Data records
+--

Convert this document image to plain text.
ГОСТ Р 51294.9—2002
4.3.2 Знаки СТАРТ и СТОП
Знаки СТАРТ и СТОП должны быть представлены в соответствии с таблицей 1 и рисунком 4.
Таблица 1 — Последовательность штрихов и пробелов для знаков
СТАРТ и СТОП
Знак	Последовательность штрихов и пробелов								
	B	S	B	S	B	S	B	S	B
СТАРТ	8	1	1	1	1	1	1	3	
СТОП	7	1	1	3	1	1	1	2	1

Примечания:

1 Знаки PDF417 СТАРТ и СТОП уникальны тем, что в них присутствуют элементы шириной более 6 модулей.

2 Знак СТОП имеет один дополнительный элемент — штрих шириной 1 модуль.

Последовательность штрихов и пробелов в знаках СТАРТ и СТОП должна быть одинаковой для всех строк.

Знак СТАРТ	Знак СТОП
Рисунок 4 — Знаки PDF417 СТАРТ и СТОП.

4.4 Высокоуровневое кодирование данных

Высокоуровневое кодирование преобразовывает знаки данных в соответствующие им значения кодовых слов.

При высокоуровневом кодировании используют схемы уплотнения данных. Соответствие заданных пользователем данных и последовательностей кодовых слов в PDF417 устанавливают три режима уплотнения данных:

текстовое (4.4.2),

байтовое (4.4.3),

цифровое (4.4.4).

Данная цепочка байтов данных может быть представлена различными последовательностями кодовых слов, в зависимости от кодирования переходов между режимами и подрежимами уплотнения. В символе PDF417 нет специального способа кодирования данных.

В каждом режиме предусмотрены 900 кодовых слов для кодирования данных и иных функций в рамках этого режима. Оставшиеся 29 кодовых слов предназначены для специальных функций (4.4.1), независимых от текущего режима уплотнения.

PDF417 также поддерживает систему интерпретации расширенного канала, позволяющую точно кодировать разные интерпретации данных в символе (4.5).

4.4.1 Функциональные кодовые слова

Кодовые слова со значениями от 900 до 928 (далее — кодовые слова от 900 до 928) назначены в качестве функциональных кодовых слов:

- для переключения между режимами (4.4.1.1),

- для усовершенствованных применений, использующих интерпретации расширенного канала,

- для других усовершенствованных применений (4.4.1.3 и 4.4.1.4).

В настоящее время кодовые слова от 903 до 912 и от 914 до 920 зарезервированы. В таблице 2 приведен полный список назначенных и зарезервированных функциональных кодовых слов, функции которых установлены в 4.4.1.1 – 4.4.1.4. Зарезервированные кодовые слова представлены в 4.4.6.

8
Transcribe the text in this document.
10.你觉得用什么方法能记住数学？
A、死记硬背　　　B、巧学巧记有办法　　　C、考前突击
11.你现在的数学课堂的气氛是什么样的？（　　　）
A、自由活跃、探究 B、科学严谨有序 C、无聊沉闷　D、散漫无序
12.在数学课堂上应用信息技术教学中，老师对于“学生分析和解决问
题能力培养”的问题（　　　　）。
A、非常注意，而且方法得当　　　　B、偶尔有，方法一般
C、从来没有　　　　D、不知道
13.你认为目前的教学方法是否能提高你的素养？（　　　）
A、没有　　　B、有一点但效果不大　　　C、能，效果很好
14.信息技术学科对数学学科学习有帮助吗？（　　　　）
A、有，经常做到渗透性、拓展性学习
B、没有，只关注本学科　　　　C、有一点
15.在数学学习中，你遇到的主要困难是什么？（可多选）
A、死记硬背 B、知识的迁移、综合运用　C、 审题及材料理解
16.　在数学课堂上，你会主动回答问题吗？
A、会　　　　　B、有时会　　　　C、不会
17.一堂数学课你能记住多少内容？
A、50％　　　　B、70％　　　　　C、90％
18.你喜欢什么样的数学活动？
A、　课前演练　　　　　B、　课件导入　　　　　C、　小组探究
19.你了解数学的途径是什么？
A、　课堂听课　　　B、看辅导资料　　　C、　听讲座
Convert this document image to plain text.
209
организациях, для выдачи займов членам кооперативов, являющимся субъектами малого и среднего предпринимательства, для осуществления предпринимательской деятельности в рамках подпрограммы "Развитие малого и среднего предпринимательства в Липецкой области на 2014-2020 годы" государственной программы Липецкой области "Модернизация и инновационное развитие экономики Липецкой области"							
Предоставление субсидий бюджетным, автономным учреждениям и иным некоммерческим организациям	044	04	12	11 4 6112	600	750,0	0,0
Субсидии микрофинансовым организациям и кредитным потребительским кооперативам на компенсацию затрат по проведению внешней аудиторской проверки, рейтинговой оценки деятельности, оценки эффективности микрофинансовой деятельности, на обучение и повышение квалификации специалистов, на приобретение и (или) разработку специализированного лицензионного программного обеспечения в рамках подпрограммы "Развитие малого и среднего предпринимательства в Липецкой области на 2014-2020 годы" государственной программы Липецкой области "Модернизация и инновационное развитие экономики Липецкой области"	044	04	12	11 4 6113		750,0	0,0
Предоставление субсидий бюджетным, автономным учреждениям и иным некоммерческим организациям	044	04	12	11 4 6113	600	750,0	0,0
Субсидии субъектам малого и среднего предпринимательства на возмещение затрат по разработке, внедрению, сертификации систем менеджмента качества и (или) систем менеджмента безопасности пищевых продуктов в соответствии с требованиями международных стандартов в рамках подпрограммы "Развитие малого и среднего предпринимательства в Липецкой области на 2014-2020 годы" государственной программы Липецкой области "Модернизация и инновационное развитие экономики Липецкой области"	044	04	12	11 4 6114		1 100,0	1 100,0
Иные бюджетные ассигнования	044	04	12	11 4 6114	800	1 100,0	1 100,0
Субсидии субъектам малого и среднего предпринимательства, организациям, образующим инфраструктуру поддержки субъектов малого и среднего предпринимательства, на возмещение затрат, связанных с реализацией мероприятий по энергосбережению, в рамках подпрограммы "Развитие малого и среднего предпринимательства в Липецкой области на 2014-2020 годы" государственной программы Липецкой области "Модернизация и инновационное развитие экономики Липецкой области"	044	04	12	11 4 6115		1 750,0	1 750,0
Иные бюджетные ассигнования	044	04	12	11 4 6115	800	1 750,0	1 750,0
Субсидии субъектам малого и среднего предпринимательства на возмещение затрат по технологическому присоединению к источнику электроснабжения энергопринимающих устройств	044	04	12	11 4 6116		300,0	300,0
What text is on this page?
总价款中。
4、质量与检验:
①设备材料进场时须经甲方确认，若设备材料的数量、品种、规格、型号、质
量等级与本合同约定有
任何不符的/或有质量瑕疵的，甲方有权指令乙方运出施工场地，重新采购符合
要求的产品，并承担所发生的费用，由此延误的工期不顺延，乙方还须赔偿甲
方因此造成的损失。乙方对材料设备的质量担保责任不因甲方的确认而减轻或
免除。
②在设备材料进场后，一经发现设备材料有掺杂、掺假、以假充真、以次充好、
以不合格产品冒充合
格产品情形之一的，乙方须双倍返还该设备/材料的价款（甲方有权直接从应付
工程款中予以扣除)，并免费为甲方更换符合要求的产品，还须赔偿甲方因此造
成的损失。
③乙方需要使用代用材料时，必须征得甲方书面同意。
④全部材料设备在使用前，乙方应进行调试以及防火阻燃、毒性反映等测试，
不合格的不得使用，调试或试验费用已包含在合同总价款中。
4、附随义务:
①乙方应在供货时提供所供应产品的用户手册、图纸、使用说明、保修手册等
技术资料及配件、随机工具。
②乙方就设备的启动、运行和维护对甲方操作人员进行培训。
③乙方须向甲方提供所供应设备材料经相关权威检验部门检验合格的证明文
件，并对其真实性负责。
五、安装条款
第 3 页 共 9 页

+--

• Set exercise: In the records above, collect each line with "субсидий".

• Solution for this exercise:
Предоставление субсидий бюджетным, автономным учреждениям и иным некоммерческим организациям	044	04	12	11 4 6112	600	750,0	0,0
Предоставление субсидий бюджетным, автономным учреждениям и иным некоммерческим организациям	044	04	12	11 4 6113	600	750,0	0,0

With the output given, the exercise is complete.